→ Goal
Output the records exactly as they appear, with no pictures included.

→ Data
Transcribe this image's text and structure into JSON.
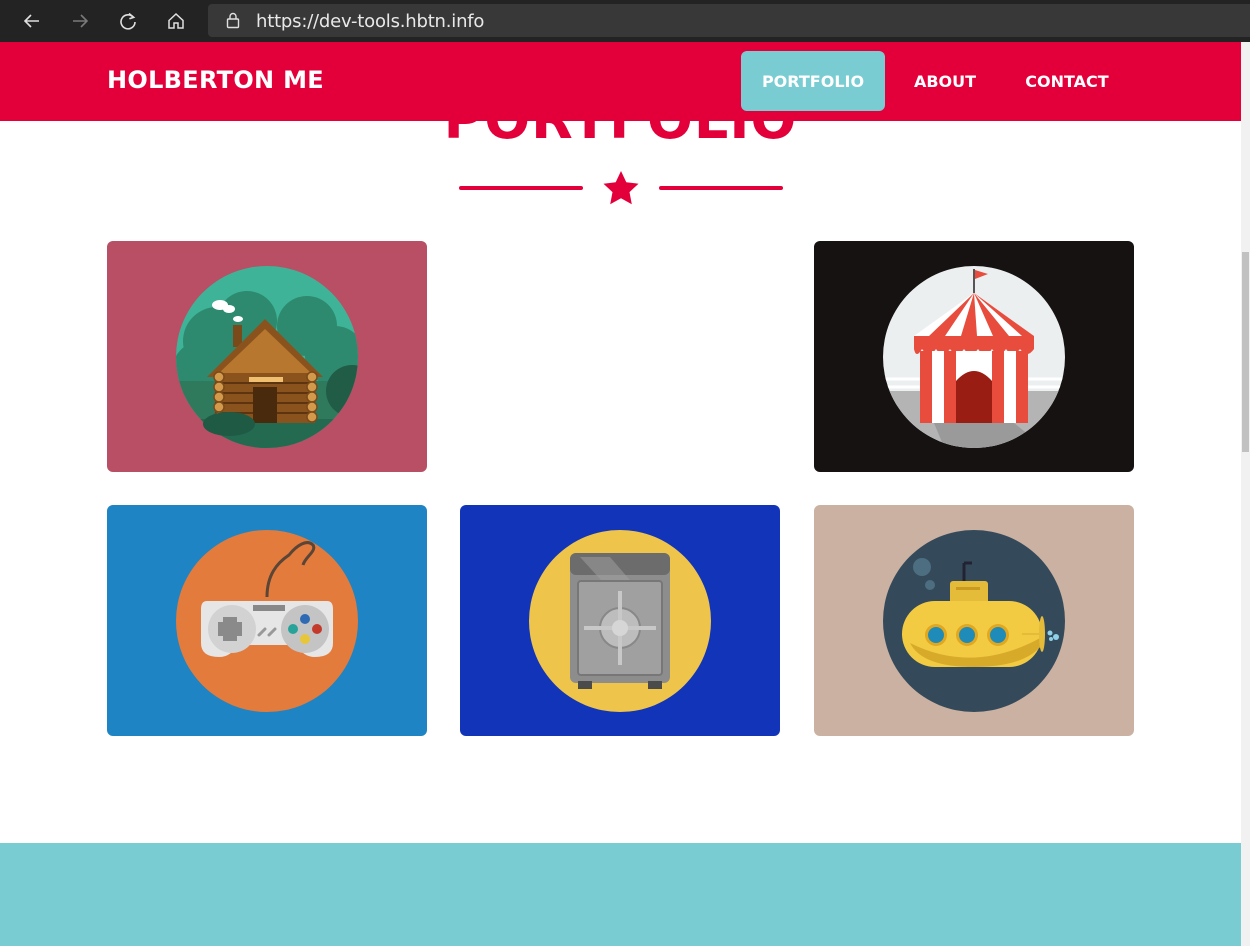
{
  "browser": {
    "url_scheme": "https://",
    "url_host": "dev-tools.hbtn.info"
  },
  "header": {
    "brand": "HOLBERTON ME",
    "nav": [
      {
        "label": "PORTFOLIO",
        "active": true
      },
      {
        "label": "ABOUT",
        "active": false
      },
      {
        "label": "CONTACT",
        "active": false
      }
    ]
  },
  "portfolio": {
    "title": "PORTFOLIO",
    "items": [
      {
        "name": "cabin",
        "icon": "log-cabin-icon",
        "bg": "#b84f64"
      },
      {
        "name": "circus",
        "icon": "circus-tent-icon",
        "bg": "#151211"
      },
      {
        "name": "game",
        "icon": "game-controller-icon",
        "bg": "#1f84c3"
      },
      {
        "name": "safe",
        "icon": "safe-icon",
        "bg": "#1234b8"
      },
      {
        "name": "submarine",
        "icon": "submarine-icon",
        "bg": "#cbb1a2"
      }
    ]
  },
  "colors": {
    "primary": "#e3003a",
    "accent": "#79ccd2"
  }
}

→ Written solution
Transcribe this image's text and structure into JSON.
{
  "browser": {
    "url_scheme": "https://",
    "url_host": "dev-tools.hbtn.info"
  },
  "header": {
    "brand": "HOLBERTON ME",
    "nav": [
      {
        "label": "PORTFOLIO",
        "active": true
      },
      {
        "label": "ABOUT",
        "active": false
      },
      {
        "label": "CONTACT",
        "active": false
      }
    ]
  },
  "portfolio": {
    "title": "PORTFOLIO",
    "items": [
      {
        "name": "cabin",
        "icon": "log-cabin-icon",
        "bg": "#b84f64"
      },
      {
        "name": "circus",
        "icon": "circus-tent-icon",
        "bg": "#151211"
      },
      {
        "name": "game",
        "icon": "game-controller-icon",
        "bg": "#1f84c3"
      },
      {
        "name": "safe",
        "icon": "safe-icon",
        "bg": "#1234b8"
      },
      {
        "name": "submarine",
        "icon": "submarine-icon",
        "bg": "#cbb1a2"
      }
    ]
  },
  "colors": {
    "primary": "#e3003a",
    "accent": "#79ccd2"
  }
}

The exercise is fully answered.